• [Task details]: Pick out the lines below with "体现了生物能够生长和繁殖" and list them.
——————————
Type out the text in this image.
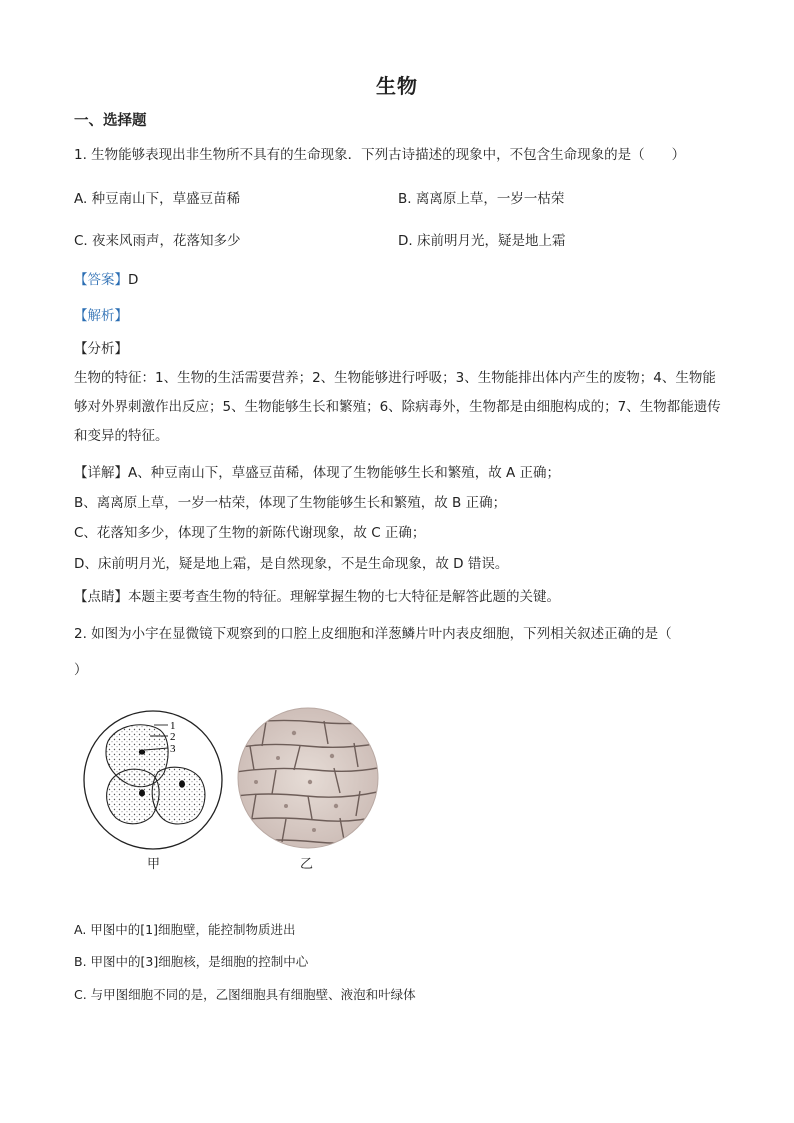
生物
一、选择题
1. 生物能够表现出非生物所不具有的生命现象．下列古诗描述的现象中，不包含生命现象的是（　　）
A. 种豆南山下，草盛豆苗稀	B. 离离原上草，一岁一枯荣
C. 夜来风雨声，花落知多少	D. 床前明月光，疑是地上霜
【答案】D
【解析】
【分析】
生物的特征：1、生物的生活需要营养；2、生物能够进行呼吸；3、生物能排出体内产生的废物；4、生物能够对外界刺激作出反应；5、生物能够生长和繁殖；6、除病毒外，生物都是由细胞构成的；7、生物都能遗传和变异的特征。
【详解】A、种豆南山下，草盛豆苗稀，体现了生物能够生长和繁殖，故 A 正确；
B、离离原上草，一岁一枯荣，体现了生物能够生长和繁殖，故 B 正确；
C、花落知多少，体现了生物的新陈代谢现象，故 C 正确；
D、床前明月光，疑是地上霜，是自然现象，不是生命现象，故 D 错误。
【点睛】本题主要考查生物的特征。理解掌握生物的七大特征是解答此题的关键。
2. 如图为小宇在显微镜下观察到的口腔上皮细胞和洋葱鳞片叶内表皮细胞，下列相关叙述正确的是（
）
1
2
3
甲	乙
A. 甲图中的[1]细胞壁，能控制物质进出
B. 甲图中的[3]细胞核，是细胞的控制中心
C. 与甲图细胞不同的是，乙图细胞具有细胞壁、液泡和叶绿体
——————————
• [Exercise output]:
【详解】A、种豆南山下，草盛豆苗稀，体现了生物能够生长和繁殖，故 A 正确；
B、离离原上草，一岁一枯荣，体现了生物能够生长和繁殖，故 B 正确；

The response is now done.